> What needs to be done
Keep only the lines of the listing that include the word "لسان", and copy them.

> Extracted material
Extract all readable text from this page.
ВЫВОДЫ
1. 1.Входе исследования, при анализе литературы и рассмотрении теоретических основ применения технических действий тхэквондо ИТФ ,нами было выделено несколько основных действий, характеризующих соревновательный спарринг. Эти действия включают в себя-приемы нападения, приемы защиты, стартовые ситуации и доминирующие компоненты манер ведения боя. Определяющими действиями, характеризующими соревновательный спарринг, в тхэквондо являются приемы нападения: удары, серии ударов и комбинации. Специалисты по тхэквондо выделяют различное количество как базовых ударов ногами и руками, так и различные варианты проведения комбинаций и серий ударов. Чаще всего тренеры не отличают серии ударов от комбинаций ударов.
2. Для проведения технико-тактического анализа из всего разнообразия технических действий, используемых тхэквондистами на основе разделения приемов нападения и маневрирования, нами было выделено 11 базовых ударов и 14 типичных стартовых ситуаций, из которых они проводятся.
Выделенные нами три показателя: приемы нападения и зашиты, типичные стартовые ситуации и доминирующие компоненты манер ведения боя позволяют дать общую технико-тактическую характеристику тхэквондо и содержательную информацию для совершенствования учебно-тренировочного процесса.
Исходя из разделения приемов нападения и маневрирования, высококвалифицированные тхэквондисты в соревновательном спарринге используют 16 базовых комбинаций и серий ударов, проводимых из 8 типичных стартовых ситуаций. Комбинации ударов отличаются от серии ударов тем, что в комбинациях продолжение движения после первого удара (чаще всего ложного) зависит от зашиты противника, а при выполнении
...
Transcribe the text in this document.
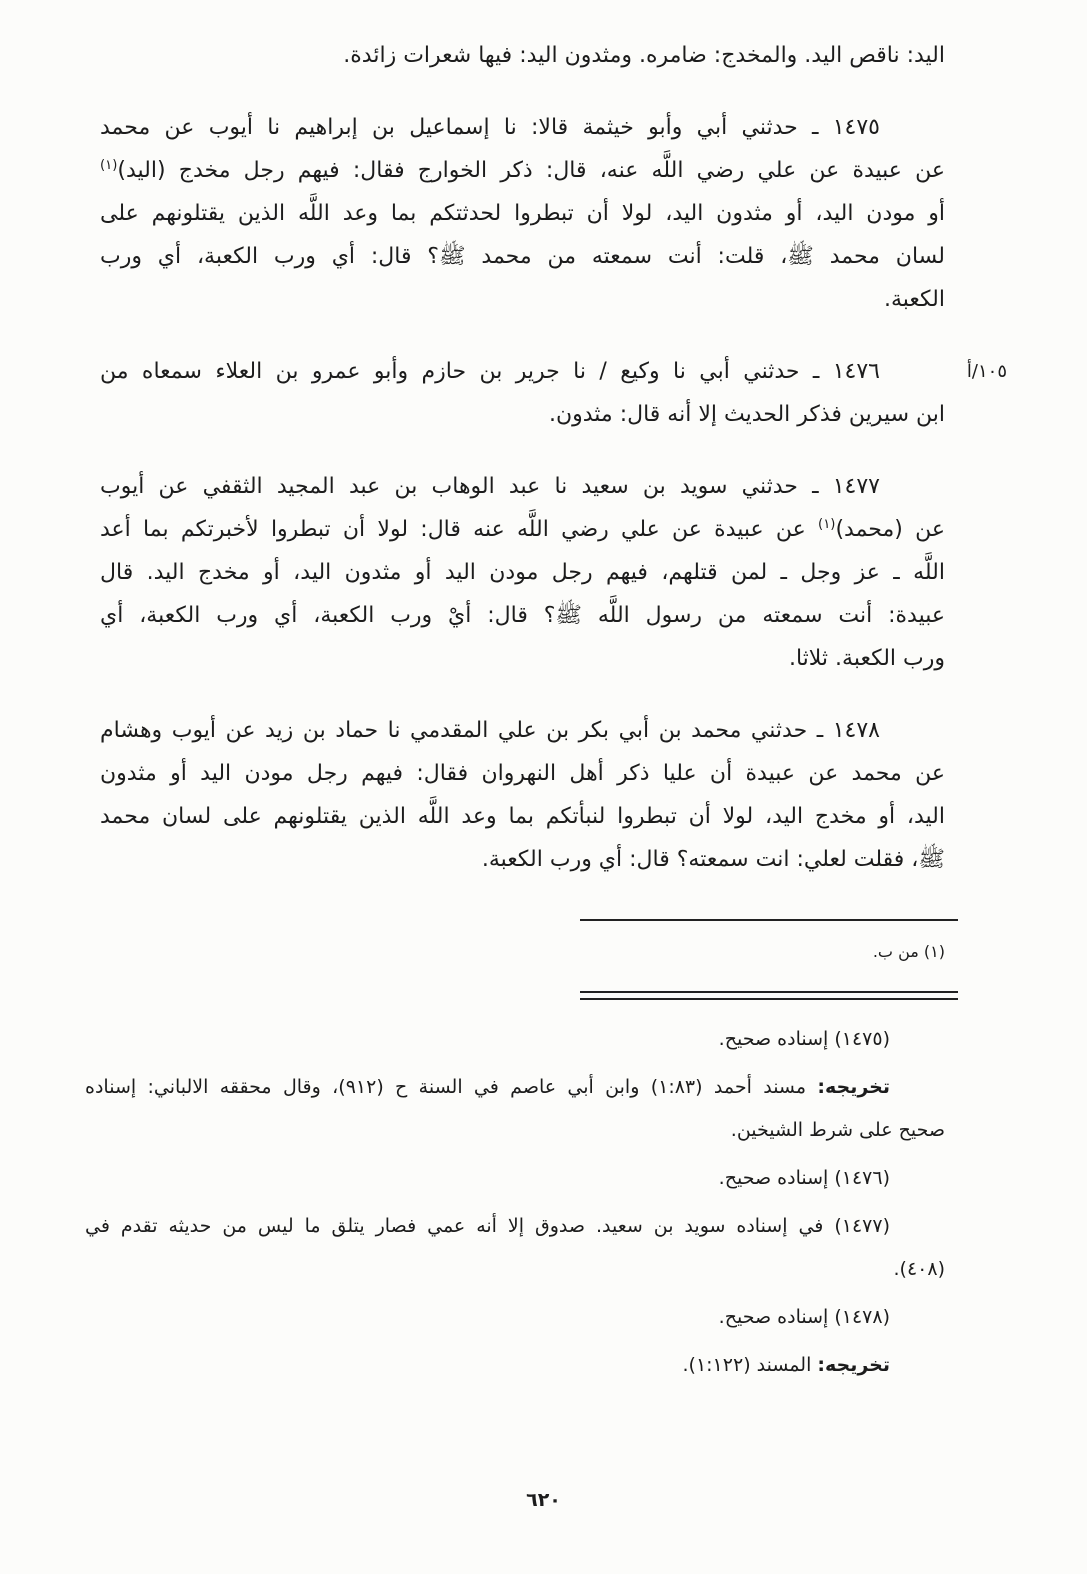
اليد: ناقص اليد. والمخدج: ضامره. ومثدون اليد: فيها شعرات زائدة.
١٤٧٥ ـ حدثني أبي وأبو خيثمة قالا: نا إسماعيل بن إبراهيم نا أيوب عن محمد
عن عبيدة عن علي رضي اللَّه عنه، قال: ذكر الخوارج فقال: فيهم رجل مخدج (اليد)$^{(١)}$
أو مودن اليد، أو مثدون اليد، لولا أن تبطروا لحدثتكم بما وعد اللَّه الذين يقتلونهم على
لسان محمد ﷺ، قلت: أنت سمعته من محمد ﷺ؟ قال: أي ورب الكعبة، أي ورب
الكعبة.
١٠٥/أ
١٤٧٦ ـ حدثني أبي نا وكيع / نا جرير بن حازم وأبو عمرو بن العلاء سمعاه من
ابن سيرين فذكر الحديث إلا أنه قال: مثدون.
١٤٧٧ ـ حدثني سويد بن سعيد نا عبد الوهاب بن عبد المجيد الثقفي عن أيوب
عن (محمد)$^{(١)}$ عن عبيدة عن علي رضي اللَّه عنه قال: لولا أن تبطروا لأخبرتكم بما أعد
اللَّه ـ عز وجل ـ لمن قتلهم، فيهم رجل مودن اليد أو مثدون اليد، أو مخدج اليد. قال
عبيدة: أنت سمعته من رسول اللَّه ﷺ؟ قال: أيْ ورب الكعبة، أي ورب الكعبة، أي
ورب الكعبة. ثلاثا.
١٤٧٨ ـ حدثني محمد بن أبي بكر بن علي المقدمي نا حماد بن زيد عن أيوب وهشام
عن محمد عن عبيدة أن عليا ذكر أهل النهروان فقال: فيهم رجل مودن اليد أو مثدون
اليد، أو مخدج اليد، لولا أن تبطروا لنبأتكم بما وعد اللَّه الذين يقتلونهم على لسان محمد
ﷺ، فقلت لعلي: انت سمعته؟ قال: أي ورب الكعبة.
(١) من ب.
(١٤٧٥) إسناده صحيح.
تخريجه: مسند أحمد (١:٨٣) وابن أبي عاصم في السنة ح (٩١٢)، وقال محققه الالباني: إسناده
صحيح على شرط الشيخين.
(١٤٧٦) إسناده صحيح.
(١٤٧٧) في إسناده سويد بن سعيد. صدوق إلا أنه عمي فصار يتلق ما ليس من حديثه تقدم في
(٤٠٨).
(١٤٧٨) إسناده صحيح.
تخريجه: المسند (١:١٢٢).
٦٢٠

> Correct result
لسان محمد ﷺ، قلت: أنت سمعته من محمد ﷺ؟ قال: أي ورب الكعبة، أي ورب
اليد، أو مخدج اليد، لولا أن تبطروا لنبأتكم بما وعد اللَّه الذين يقتلونهم على لسان محمد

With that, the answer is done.